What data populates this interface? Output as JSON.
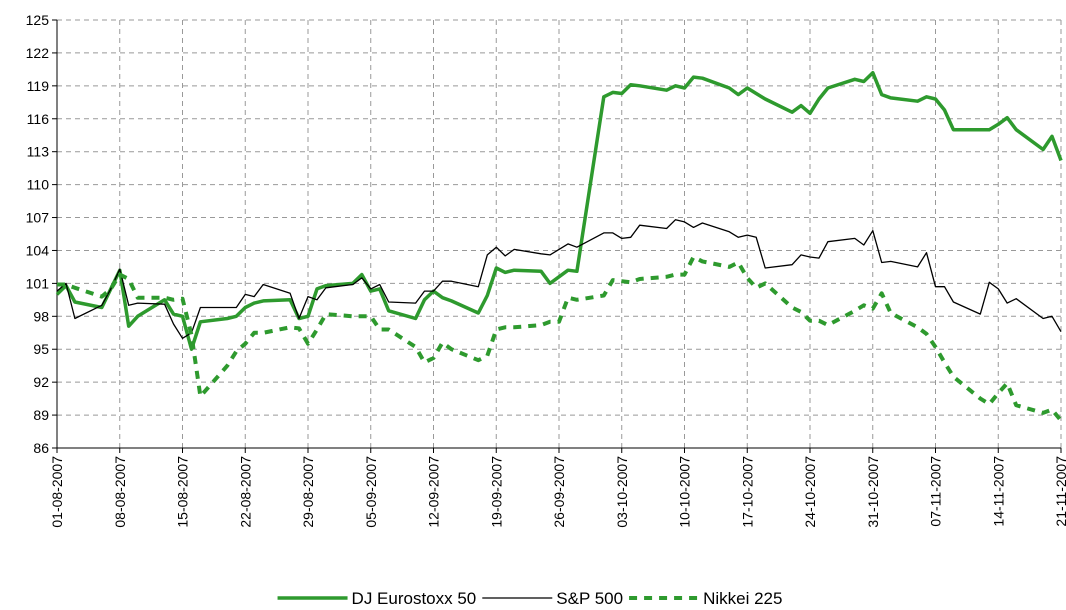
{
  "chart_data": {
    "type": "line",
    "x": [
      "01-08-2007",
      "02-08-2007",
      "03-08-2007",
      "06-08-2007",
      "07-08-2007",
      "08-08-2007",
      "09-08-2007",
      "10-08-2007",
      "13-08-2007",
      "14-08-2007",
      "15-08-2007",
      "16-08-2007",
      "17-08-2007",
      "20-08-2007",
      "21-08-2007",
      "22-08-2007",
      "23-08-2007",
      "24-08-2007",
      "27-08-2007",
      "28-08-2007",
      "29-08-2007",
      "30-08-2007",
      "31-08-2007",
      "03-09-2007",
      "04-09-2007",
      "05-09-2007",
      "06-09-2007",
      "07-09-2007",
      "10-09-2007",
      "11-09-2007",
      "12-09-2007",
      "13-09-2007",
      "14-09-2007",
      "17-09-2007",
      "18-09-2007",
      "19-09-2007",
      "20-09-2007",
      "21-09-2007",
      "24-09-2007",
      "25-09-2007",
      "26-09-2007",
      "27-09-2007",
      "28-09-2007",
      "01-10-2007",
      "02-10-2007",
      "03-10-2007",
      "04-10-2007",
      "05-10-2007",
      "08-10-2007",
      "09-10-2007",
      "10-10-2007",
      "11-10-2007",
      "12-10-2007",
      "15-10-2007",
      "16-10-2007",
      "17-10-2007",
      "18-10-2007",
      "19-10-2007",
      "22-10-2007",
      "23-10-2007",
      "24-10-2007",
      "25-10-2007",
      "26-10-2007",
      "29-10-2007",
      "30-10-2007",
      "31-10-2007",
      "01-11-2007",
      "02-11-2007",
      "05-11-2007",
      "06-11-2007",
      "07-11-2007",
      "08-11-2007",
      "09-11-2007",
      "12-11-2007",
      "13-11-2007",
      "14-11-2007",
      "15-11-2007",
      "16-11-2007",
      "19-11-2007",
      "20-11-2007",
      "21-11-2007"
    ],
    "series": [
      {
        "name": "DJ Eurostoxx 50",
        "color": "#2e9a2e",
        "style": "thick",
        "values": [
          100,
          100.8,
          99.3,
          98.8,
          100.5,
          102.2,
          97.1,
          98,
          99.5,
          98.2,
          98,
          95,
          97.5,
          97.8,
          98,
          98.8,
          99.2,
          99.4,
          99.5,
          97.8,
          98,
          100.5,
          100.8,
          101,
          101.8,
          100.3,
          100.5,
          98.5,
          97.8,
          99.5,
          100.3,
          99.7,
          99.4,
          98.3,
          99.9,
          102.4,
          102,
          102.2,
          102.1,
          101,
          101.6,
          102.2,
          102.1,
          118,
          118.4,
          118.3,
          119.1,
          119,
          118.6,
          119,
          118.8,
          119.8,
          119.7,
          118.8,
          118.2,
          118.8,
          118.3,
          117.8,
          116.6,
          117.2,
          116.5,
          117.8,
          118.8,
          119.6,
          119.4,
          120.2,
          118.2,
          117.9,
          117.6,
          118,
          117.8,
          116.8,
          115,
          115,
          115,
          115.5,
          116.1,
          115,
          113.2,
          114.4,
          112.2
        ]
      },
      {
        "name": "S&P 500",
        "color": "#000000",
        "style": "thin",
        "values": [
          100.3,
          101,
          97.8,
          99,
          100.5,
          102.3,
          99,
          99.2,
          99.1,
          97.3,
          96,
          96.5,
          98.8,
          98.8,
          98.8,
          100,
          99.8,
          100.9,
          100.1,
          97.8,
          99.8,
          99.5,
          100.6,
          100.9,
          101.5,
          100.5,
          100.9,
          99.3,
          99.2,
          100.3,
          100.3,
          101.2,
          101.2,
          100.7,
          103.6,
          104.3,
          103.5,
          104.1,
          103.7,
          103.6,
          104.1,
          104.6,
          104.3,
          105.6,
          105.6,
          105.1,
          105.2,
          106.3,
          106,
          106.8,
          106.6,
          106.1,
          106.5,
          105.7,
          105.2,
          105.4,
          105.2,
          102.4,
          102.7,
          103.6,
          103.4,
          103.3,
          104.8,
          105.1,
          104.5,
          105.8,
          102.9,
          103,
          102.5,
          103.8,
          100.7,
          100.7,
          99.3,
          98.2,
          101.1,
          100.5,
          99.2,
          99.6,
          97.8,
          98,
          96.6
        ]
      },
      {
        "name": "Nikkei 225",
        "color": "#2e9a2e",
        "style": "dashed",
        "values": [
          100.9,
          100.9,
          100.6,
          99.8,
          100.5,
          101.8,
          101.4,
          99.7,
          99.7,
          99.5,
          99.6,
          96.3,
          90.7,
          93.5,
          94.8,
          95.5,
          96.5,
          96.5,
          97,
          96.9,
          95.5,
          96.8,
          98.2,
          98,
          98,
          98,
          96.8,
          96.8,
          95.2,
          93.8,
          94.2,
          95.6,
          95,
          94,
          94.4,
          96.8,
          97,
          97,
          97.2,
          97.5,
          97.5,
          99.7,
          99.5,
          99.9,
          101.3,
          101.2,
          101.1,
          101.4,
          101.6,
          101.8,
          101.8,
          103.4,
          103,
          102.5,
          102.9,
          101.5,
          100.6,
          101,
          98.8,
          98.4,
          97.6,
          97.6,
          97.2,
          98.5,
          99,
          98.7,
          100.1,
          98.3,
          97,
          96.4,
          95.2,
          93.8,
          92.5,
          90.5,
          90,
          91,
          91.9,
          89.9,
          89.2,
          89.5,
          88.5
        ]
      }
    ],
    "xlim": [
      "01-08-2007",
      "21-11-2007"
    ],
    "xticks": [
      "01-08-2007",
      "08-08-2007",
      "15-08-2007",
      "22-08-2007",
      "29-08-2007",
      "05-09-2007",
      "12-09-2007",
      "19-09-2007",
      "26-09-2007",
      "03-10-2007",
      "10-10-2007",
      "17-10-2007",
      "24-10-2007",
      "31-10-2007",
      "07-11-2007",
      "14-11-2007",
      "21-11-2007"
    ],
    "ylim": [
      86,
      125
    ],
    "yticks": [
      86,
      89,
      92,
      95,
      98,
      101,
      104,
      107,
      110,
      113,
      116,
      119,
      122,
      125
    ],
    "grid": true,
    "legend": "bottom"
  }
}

_AIM OF THE TASK_.
Leaving out the pictures, repeat the data above exactly.

_WRITTEN RESPONSE_.
What data populates this interface? Output as JSON.
{
  "chart_data": {
    "type": "line",
    "x": [
      "01-08-2007",
      "02-08-2007",
      "03-08-2007",
      "06-08-2007",
      "07-08-2007",
      "08-08-2007",
      "09-08-2007",
      "10-08-2007",
      "13-08-2007",
      "14-08-2007",
      "15-08-2007",
      "16-08-2007",
      "17-08-2007",
      "20-08-2007",
      "21-08-2007",
      "22-08-2007",
      "23-08-2007",
      "24-08-2007",
      "27-08-2007",
      "28-08-2007",
      "29-08-2007",
      "30-08-2007",
      "31-08-2007",
      "03-09-2007",
      "04-09-2007",
      "05-09-2007",
      "06-09-2007",
      "07-09-2007",
      "10-09-2007",
      "11-09-2007",
      "12-09-2007",
      "13-09-2007",
      "14-09-2007",
      "17-09-2007",
      "18-09-2007",
      "19-09-2007",
      "20-09-2007",
      "21-09-2007",
      "24-09-2007",
      "25-09-2007",
      "26-09-2007",
      "27-09-2007",
      "28-09-2007",
      "01-10-2007",
      "02-10-2007",
      "03-10-2007",
      "04-10-2007",
      "05-10-2007",
      "08-10-2007",
      "09-10-2007",
      "10-10-2007",
      "11-10-2007",
      "12-10-2007",
      "15-10-2007",
      "16-10-2007",
      "17-10-2007",
      "18-10-2007",
      "19-10-2007",
      "22-10-2007",
      "23-10-2007",
      "24-10-2007",
      "25-10-2007",
      "26-10-2007",
      "29-10-2007",
      "30-10-2007",
      "31-10-2007",
      "01-11-2007",
      "02-11-2007",
      "05-11-2007",
      "06-11-2007",
      "07-11-2007",
      "08-11-2007",
      "09-11-2007",
      "12-11-2007",
      "13-11-2007",
      "14-11-2007",
      "15-11-2007",
      "16-11-2007",
      "19-11-2007",
      "20-11-2007",
      "21-11-2007"
    ],
    "series": [
      {
        "name": "DJ Eurostoxx 50",
        "color": "#2e9a2e",
        "style": "thick",
        "values": [
          100,
          100.8,
          99.3,
          98.8,
          100.5,
          102.2,
          97.1,
          98,
          99.5,
          98.2,
          98,
          95,
          97.5,
          97.8,
          98,
          98.8,
          99.2,
          99.4,
          99.5,
          97.8,
          98,
          100.5,
          100.8,
          101,
          101.8,
          100.3,
          100.5,
          98.5,
          97.8,
          99.5,
          100.3,
          99.7,
          99.4,
          98.3,
          99.9,
          102.4,
          102,
          102.2,
          102.1,
          101,
          101.6,
          102.2,
          102.1,
          118,
          118.4,
          118.3,
          119.1,
          119,
          118.6,
          119,
          118.8,
          119.8,
          119.7,
          118.8,
          118.2,
          118.8,
          118.3,
          117.8,
          116.6,
          117.2,
          116.5,
          117.8,
          118.8,
          119.6,
          119.4,
          120.2,
          118.2,
          117.9,
          117.6,
          118,
          117.8,
          116.8,
          115,
          115,
          115,
          115.5,
          116.1,
          115,
          113.2,
          114.4,
          112.2
        ]
      },
      {
        "name": "S&P 500",
        "color": "#000000",
        "style": "thin",
        "values": [
          100.3,
          101,
          97.8,
          99,
          100.5,
          102.3,
          99,
          99.2,
          99.1,
          97.3,
          96,
          96.5,
          98.8,
          98.8,
          98.8,
          100,
          99.8,
          100.9,
          100.1,
          97.8,
          99.8,
          99.5,
          100.6,
          100.9,
          101.5,
          100.5,
          100.9,
          99.3,
          99.2,
          100.3,
          100.3,
          101.2,
          101.2,
          100.7,
          103.6,
          104.3,
          103.5,
          104.1,
          103.7,
          103.6,
          104.1,
          104.6,
          104.3,
          105.6,
          105.6,
          105.1,
          105.2,
          106.3,
          106,
          106.8,
          106.6,
          106.1,
          106.5,
          105.7,
          105.2,
          105.4,
          105.2,
          102.4,
          102.7,
          103.6,
          103.4,
          103.3,
          104.8,
          105.1,
          104.5,
          105.8,
          102.9,
          103,
          102.5,
          103.8,
          100.7,
          100.7,
          99.3,
          98.2,
          101.1,
          100.5,
          99.2,
          99.6,
          97.8,
          98,
          96.6
        ]
      },
      {
        "name": "Nikkei 225",
        "color": "#2e9a2e",
        "style": "dashed",
        "values": [
          100.9,
          100.9,
          100.6,
          99.8,
          100.5,
          101.8,
          101.4,
          99.7,
          99.7,
          99.5,
          99.6,
          96.3,
          90.7,
          93.5,
          94.8,
          95.5,
          96.5,
          96.5,
          97,
          96.9,
          95.5,
          96.8,
          98.2,
          98,
          98,
          98,
          96.8,
          96.8,
          95.2,
          93.8,
          94.2,
          95.6,
          95,
          94,
          94.4,
          96.8,
          97,
          97,
          97.2,
          97.5,
          97.5,
          99.7,
          99.5,
          99.9,
          101.3,
          101.2,
          101.1,
          101.4,
          101.6,
          101.8,
          101.8,
          103.4,
          103,
          102.5,
          102.9,
          101.5,
          100.6,
          101,
          98.8,
          98.4,
          97.6,
          97.6,
          97.2,
          98.5,
          99,
          98.7,
          100.1,
          98.3,
          97,
          96.4,
          95.2,
          93.8,
          92.5,
          90.5,
          90,
          91,
          91.9,
          89.9,
          89.2,
          89.5,
          88.5
        ]
      }
    ],
    "xlim": [
      "01-08-2007",
      "21-11-2007"
    ],
    "xticks": [
      "01-08-2007",
      "08-08-2007",
      "15-08-2007",
      "22-08-2007",
      "29-08-2007",
      "05-09-2007",
      "12-09-2007",
      "19-09-2007",
      "26-09-2007",
      "03-10-2007",
      "10-10-2007",
      "17-10-2007",
      "24-10-2007",
      "31-10-2007",
      "07-11-2007",
      "14-11-2007",
      "21-11-2007"
    ],
    "ylim": [
      86,
      125
    ],
    "yticks": [
      86,
      89,
      92,
      95,
      98,
      101,
      104,
      107,
      110,
      113,
      116,
      119,
      122,
      125
    ],
    "grid": true,
    "legend": "bottom"
  }
}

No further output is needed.